— Data excerpts —
· · · · ·

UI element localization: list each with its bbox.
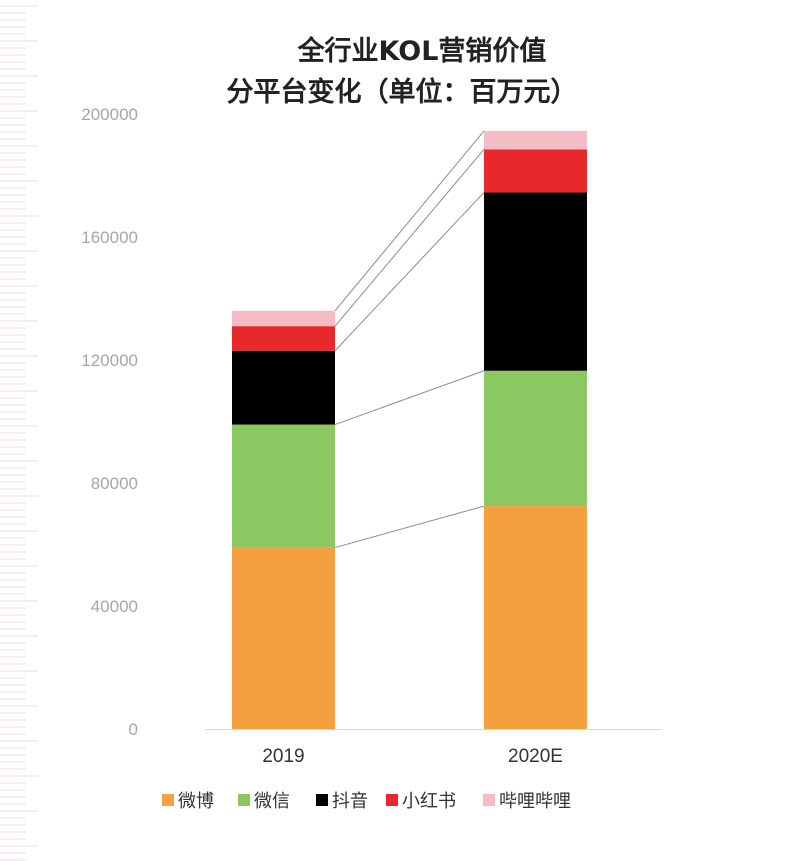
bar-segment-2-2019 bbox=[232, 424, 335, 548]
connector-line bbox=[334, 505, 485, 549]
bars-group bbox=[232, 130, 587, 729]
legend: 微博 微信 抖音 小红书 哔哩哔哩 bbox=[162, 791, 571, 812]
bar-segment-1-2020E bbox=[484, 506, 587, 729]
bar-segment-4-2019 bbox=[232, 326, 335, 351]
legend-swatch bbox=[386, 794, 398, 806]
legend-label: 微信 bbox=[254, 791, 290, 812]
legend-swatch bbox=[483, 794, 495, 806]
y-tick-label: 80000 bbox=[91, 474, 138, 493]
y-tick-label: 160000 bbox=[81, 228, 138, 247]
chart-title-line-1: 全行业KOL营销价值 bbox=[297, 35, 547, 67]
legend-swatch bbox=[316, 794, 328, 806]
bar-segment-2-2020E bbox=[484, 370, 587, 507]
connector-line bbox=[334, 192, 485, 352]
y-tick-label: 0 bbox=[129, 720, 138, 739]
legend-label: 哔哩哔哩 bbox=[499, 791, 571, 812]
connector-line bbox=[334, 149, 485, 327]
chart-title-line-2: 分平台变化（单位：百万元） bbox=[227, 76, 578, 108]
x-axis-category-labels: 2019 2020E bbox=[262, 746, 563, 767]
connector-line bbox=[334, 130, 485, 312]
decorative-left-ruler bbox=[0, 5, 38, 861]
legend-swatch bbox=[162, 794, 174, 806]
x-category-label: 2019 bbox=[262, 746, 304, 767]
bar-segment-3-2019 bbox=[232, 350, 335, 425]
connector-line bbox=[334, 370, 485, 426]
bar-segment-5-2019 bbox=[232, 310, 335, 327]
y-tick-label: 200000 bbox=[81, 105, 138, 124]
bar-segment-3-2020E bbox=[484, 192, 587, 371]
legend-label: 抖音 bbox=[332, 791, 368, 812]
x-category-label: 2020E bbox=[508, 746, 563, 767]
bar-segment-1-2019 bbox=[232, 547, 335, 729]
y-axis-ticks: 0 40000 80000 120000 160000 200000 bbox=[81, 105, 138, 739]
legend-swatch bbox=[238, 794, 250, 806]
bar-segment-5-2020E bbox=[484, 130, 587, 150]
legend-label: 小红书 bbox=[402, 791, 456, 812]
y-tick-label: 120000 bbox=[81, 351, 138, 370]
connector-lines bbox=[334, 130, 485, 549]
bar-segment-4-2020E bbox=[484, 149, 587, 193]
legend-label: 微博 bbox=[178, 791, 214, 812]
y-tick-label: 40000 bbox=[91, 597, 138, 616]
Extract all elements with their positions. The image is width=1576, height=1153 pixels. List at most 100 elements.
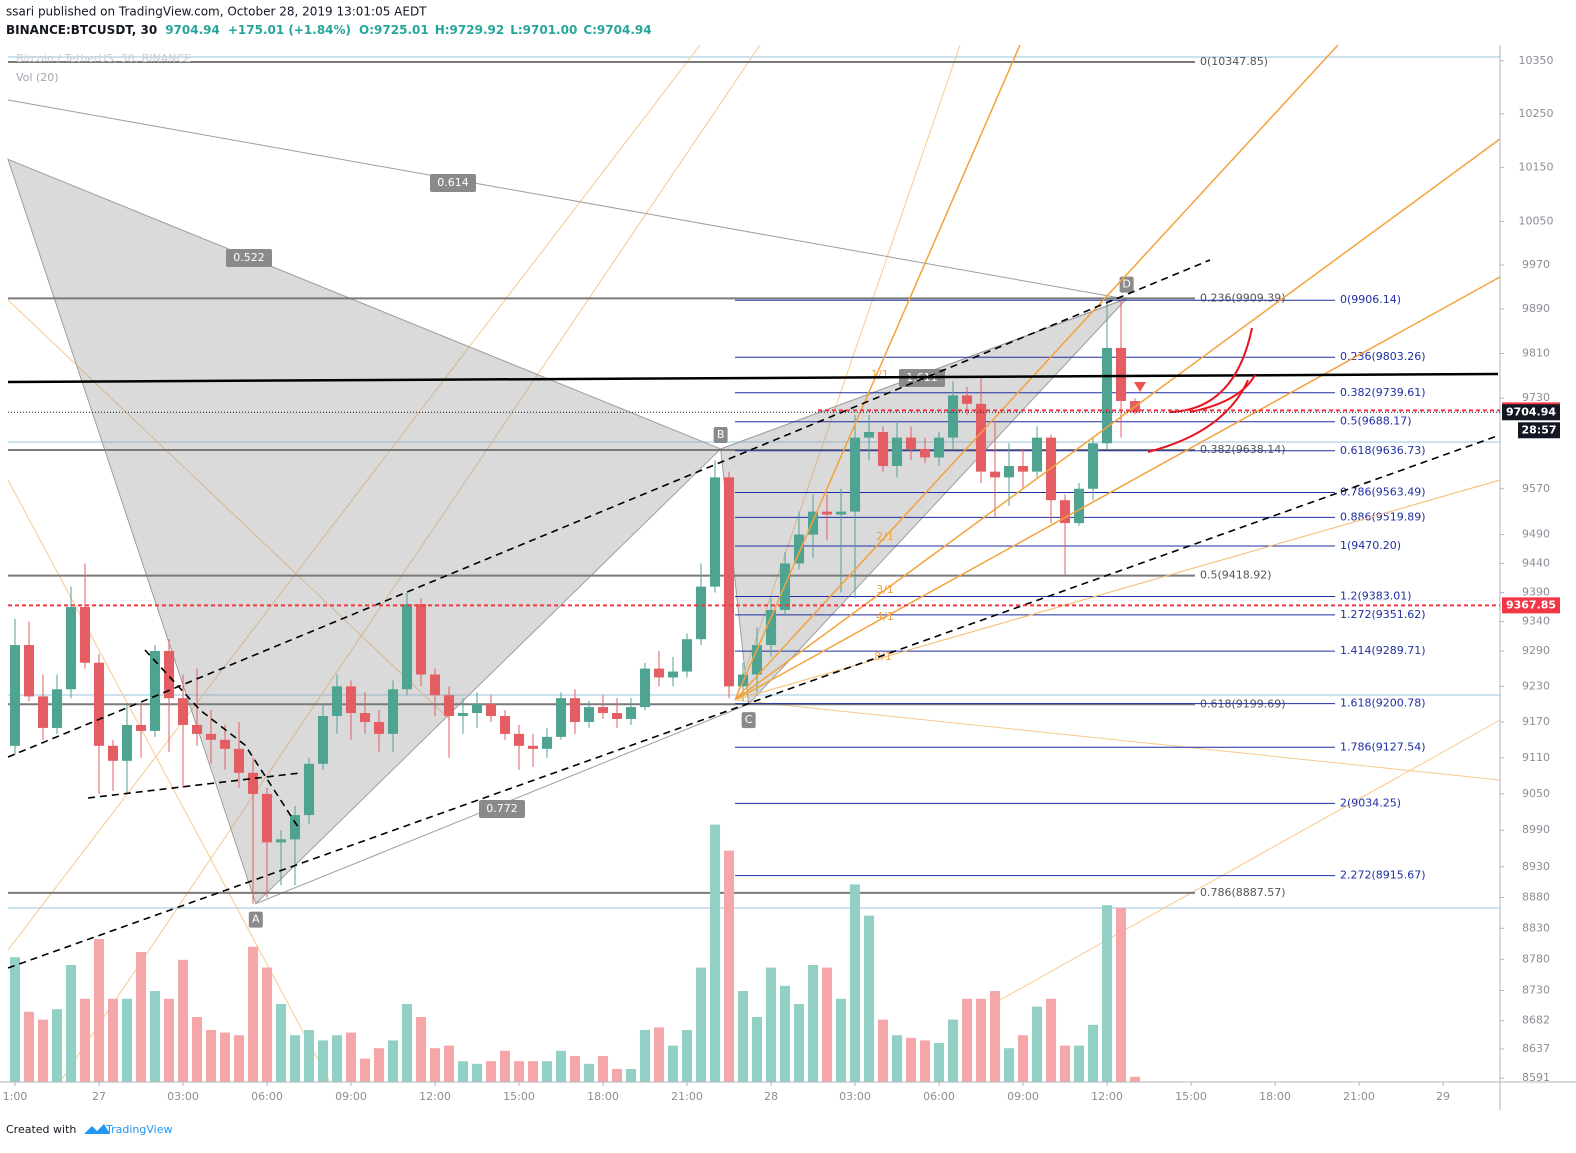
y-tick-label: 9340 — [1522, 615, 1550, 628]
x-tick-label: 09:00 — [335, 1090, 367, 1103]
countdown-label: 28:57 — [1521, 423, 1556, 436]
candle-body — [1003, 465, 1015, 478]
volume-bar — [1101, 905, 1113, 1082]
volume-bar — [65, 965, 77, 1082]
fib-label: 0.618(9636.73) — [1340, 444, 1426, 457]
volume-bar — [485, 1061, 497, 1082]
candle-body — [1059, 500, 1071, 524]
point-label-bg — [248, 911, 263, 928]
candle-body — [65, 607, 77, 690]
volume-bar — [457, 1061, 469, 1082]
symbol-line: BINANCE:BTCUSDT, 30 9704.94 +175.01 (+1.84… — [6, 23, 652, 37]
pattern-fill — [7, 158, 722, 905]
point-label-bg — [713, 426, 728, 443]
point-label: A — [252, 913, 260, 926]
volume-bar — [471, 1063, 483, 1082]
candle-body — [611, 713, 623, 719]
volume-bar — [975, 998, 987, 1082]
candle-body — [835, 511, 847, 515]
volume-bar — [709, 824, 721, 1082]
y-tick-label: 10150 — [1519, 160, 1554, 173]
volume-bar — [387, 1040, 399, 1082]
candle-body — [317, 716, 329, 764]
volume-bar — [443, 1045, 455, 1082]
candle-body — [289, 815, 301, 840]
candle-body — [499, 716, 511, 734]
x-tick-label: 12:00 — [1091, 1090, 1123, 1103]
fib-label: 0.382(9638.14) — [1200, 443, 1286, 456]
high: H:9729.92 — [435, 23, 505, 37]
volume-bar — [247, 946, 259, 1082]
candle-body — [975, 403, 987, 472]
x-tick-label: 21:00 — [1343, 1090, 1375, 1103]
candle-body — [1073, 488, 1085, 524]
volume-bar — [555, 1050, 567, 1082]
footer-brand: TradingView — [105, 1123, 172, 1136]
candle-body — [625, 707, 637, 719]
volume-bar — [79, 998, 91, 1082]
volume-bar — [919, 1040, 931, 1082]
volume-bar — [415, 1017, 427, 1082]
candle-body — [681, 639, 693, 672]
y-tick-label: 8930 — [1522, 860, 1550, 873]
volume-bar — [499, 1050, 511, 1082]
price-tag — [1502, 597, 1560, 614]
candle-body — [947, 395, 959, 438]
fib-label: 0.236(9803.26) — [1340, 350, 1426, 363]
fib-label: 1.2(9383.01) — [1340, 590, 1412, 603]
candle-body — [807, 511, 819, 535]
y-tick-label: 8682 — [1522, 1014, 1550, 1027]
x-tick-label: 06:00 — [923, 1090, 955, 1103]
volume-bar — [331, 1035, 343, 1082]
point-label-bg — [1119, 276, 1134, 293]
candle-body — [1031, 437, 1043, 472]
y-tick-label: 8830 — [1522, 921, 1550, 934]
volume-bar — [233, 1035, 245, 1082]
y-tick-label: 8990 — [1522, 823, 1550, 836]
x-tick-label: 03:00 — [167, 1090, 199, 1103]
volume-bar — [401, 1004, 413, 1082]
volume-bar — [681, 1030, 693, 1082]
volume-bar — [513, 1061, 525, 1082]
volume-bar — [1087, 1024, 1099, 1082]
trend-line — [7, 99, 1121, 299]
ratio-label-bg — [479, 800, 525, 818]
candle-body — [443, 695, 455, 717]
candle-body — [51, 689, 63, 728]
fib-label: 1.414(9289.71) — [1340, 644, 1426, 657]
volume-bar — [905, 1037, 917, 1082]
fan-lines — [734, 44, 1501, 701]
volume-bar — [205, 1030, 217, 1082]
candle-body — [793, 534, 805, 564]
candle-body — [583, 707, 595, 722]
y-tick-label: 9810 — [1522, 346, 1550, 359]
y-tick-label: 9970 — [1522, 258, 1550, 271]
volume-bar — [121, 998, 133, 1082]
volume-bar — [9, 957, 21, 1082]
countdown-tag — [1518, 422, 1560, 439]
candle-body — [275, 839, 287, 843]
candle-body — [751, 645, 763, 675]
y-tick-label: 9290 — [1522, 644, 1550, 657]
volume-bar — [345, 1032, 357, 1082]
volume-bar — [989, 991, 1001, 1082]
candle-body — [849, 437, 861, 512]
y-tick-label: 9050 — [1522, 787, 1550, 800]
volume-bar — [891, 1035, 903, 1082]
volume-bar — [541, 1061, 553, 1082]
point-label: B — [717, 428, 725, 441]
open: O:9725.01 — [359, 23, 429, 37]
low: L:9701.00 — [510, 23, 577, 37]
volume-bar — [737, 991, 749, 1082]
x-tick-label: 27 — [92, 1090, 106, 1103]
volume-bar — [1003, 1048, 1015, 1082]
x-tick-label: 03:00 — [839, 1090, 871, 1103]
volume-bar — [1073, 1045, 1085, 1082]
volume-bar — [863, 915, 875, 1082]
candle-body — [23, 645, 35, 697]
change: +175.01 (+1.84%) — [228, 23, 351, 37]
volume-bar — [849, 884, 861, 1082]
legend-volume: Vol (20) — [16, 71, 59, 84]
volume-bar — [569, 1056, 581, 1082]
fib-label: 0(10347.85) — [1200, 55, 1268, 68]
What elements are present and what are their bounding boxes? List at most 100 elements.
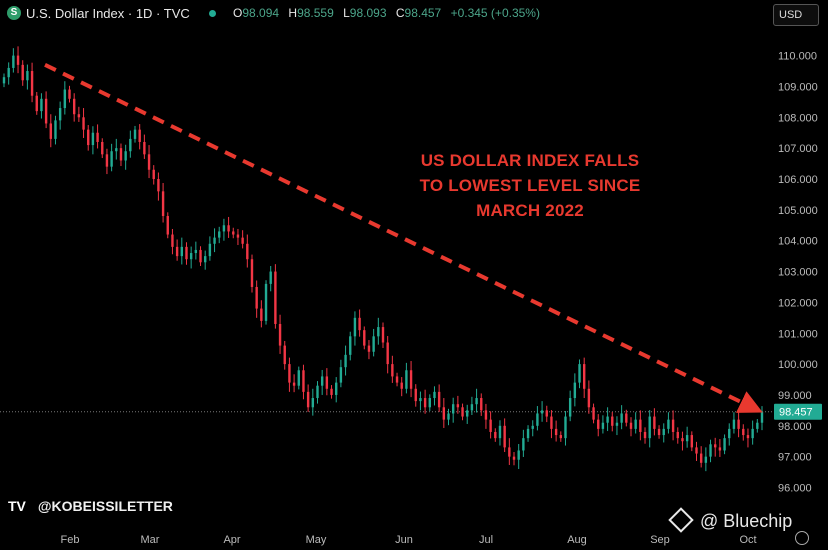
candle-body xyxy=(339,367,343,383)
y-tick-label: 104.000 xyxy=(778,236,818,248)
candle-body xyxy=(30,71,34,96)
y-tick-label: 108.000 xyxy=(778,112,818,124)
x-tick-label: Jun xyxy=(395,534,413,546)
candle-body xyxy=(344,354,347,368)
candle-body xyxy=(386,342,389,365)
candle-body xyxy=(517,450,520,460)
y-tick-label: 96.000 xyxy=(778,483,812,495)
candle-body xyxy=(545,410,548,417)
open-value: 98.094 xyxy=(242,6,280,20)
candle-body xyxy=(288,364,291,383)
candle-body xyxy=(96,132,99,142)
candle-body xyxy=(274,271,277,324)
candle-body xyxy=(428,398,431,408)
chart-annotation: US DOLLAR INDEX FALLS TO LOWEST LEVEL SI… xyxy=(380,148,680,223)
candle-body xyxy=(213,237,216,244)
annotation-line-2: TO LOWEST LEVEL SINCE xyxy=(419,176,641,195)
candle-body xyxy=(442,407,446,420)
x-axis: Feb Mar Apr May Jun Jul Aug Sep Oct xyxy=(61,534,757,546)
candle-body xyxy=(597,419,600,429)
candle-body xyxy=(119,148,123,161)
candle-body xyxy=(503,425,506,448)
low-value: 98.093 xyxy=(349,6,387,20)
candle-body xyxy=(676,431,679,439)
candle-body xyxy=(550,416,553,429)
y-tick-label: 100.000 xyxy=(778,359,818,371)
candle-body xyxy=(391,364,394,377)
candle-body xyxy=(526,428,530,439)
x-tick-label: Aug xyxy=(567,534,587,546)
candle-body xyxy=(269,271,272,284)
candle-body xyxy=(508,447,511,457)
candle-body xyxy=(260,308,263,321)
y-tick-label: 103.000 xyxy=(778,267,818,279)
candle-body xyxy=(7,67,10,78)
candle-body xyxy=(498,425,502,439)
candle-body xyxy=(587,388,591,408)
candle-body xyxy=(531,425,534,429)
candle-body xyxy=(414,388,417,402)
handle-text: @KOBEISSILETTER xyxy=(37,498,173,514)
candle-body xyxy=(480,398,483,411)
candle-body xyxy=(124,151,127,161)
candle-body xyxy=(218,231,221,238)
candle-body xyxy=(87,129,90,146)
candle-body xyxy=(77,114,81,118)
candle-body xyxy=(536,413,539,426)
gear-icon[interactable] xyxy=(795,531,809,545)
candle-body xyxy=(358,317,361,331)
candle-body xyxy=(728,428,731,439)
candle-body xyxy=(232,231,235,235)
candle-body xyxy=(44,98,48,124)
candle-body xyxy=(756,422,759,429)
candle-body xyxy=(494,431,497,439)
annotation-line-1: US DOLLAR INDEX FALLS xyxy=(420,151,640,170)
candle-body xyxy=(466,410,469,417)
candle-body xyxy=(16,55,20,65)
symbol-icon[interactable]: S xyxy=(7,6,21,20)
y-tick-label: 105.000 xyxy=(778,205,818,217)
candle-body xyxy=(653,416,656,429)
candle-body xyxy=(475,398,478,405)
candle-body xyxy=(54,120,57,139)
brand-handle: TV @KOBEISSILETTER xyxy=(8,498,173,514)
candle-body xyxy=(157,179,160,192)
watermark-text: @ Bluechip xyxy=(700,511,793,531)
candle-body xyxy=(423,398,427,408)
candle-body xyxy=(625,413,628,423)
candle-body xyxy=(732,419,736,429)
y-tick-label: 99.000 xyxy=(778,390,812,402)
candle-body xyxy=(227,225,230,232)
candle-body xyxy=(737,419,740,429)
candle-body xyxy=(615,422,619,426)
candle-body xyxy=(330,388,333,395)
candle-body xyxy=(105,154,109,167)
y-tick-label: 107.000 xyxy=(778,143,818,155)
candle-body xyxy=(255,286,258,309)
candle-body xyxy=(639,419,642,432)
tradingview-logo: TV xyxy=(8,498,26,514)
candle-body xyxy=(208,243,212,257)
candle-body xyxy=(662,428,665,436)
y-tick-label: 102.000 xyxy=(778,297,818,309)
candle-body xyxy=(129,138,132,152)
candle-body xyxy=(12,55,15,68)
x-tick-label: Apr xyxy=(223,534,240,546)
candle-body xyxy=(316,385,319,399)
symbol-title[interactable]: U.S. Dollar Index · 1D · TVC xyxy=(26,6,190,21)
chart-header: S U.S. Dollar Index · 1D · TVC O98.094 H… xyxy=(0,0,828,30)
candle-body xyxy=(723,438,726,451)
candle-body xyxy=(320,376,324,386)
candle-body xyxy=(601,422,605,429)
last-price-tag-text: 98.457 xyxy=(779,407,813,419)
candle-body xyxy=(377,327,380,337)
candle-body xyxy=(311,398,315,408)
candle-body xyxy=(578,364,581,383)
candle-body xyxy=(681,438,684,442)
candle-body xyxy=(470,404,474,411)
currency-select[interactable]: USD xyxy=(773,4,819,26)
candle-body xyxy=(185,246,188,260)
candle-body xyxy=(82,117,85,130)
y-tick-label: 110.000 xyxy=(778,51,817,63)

· · · · ·

Can you copy the lines above word for word, starting at the line that contains "candle-body xyxy=(339,367,343,383)" and ending at the line that contains "candle-body xyxy=(550,416,553,429)"?

— Reply —
candle-body xyxy=(339,367,343,383)
y-tick-label: 104.000 xyxy=(778,236,818,248)
candle-body xyxy=(30,71,34,96)
y-tick-label: 108.000 xyxy=(778,112,818,124)
x-tick-label: Jun xyxy=(395,534,413,546)
candle-body xyxy=(344,354,347,368)
candle-body xyxy=(386,342,389,365)
candle-body xyxy=(517,450,520,460)
y-tick-label: 96.000 xyxy=(778,483,812,495)
candle-body xyxy=(545,410,548,417)
open-value: 98.094 xyxy=(242,6,280,20)
candle-body xyxy=(288,364,291,383)
candle-body xyxy=(96,132,99,142)
candle-body xyxy=(274,271,277,324)
candle-body xyxy=(428,398,431,408)
chart-annotation: US DOLLAR INDEX FALLS TO LOWEST LEVEL SI… xyxy=(380,148,680,223)
candle-body xyxy=(213,237,216,244)
annotation-line-2: TO LOWEST LEVEL SINCE xyxy=(419,176,641,195)
candle-body xyxy=(442,407,446,420)
x-axis: Feb Mar Apr May Jun Jul Aug Sep Oct xyxy=(61,534,757,546)
candle-body xyxy=(597,419,600,429)
candle-body xyxy=(119,148,123,161)
candle-body xyxy=(503,425,506,448)
low-value: 98.093 xyxy=(349,6,387,20)
candle-body xyxy=(676,431,679,439)
candle-body xyxy=(550,416,553,429)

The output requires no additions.